▸ TO BE DONE: Output the material below unchanged, apart from leaving out the pictures.

# Start of SUPPLIED ENTRIES

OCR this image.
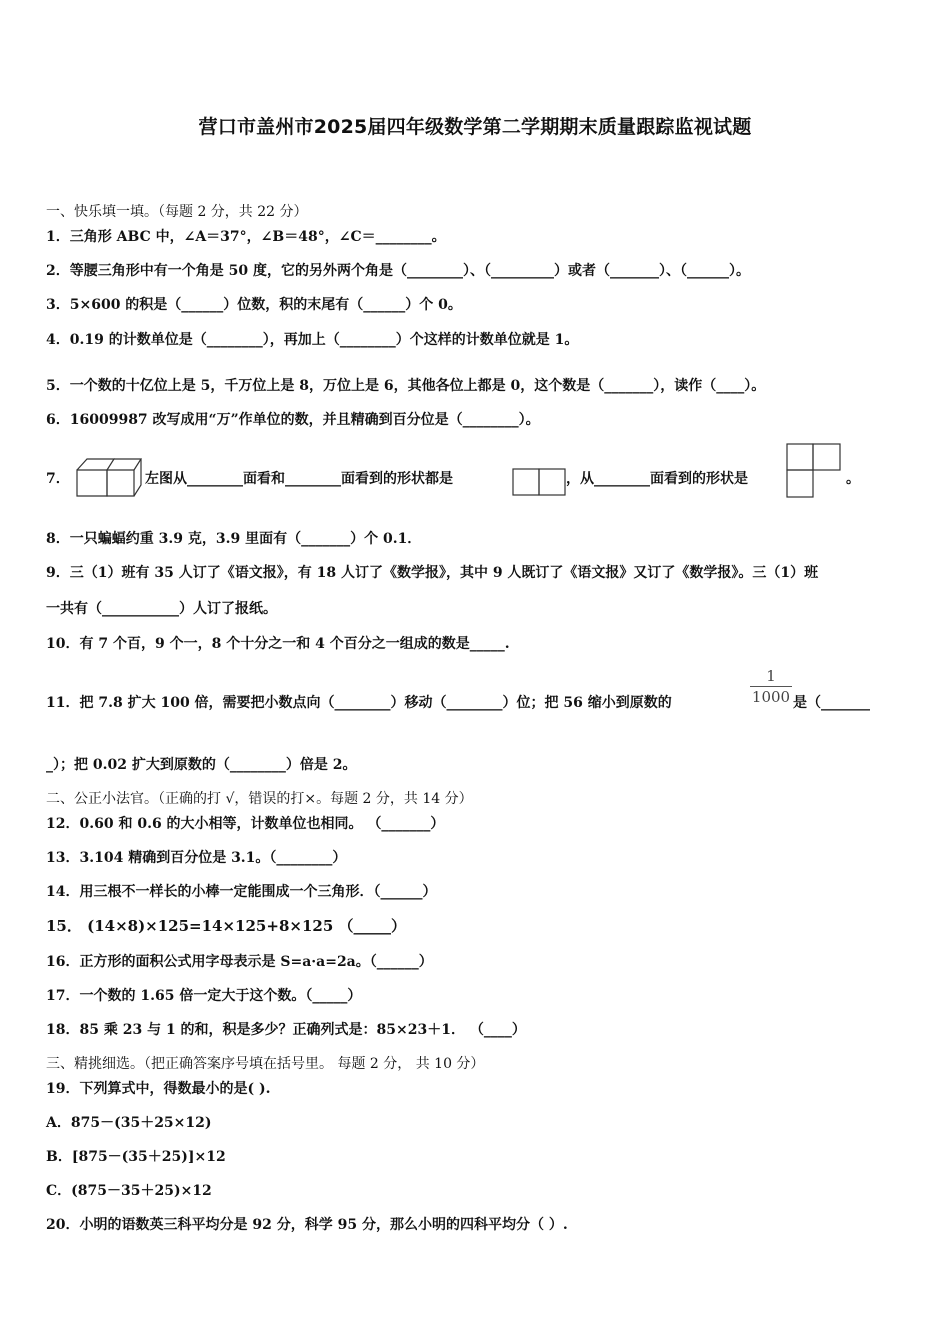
营口市盖州市2025届四年级数学第二学期期末质量跟踪监视试题
一、快乐填一填。（每题 2 分，共 22 分）
1．三角形 ABC 中，∠A＝37°，∠B＝48°，∠C＝________。
2．等腰三角形中有一个角是 50 度，它的另外两个角是（________）、（_________）或者（_______）、（______）。
3．5×600 的积是（______）位数，积的末尾有（______）个 0。
4．0.19 的计数单位是（________），再加上（________）个这样的计数单位就是 1。
5．一个数的十亿位上是 5，千万位上是 8，万位上是 6，其他各位上都是 0，这个数是（_______），读作（____）。
6．16009987 改写成用“万”作单位的数，并且精确到百分位是（________）。
7．	左图从________面看和________面看到的形状都是	，从________面看到的形状是	。
8．一只蝙蝠约重 3.9 克，3.9 里面有（_______）个 0.1．
9．三（1）班有 35 人订了《语文报》，有 18 人订了《数学报》，其中 9 人既订了《语文报》又订了《数学报》。三（1）班
一共有（___________）人订了报纸。
10．有 7 个百，9 个一，8 个十分之一和 4 个百分之一组成的数是_____.
11．把 7.8 扩大 100 倍，需要把小数点向（________）移动（________）位；把 56 缩小到原数的
1
1000 是（_______
_）；把 0.02 扩大到原数的（________）倍是 2。
二、公正小法官。（正确的打 √，错误的打×。每题 2 分，共 14 分）
12．0.60 和 0.6 的大小相等，计数单位也相同。 （_______）
13．3.104 精确到百分位是 3.1。（________）
14．用三根不一样长的小棒一定能围成一个三角形．（______）
15． (14×8)×125=14×125+8×125 （_____）
16．正方形的面积公式用字母表示是 S=a·a=2a。（______）
17．一个数的 1.65 倍一定大于这个数。（_____）
18．85 乘 23 与 1 的和，积是多少？正确列式是：85×23＋1． （____）
三、精挑细选。（把正确答案序号填在括号里。 每题 2 分， 共 10 分）
19．下列算式中，得数最小的是( ).
A．875－(35＋25×12)
B．[875－(35＋25)]×12
C．(875－35＋25)×12
20．小明的语数英三科平均分是 92 分，科学 95 分，那么小明的四科平均分（ ）.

# End of SUPPLIED ENTRIES

▸ WRITTEN SOLUTION:
OCR this image.
营口市盖州市2025届四年级数学第二学期期末质量跟踪监视试题
一、快乐填一填。（每题 2 分，共 22 分）
1．三角形 ABC 中，∠A＝37°，∠B＝48°，∠C＝________。
2．等腰三角形中有一个角是 50 度，它的另外两个角是（________）、（_________）或者（_______）、（______）。
3．5×600 的积是（______）位数，积的末尾有（______）个 0。
4．0.19 的计数单位是（________），再加上（________）个这样的计数单位就是 1。
5．一个数的十亿位上是 5，千万位上是 8，万位上是 6，其他各位上都是 0，这个数是（_______），读作（____）。
6．16009987 改写成用“万”作单位的数，并且精确到百分位是（________）。
7．	左图从________面看和________面看到的形状都是	，从________面看到的形状是	。
8．一只蝙蝠约重 3.9 克，3.9 里面有（_______）个 0.1．
9．三（1）班有 35 人订了《语文报》，有 18 人订了《数学报》，其中 9 人既订了《语文报》又订了《数学报》。三（1）班
一共有（___________）人订了报纸。
10．有 7 个百，9 个一，8 个十分之一和 4 个百分之一组成的数是_____.
11．把 7.8 扩大 100 倍，需要把小数点向（________）移动（________）位；把 56 缩小到原数的
1
1000 是（_______
_）；把 0.02 扩大到原数的（________）倍是 2。
二、公正小法官。（正确的打 √，错误的打×。每题 2 分，共 14 分）
12．0.60 和 0.6 的大小相等，计数单位也相同。 （_______）
13．3.104 精确到百分位是 3.1。（________）
14．用三根不一样长的小棒一定能围成一个三角形．（______）
15． (14×8)×125=14×125+8×125 （_____）
16．正方形的面积公式用字母表示是 S=a·a=2a。（______）
17．一个数的 1.65 倍一定大于这个数。（_____）
18．85 乘 23 与 1 的和，积是多少？正确列式是：85×23＋1． （____）
三、精挑细选。（把正确答案序号填在括号里。 每题 2 分， 共 10 分）
19．下列算式中，得数最小的是( ).
A．875－(35＋25×12)
B．[875－(35＋25)]×12
C．(875－35＋25)×12
20．小明的语数英三科平均分是 92 分，科学 95 分，那么小明的四科平均分（ ）.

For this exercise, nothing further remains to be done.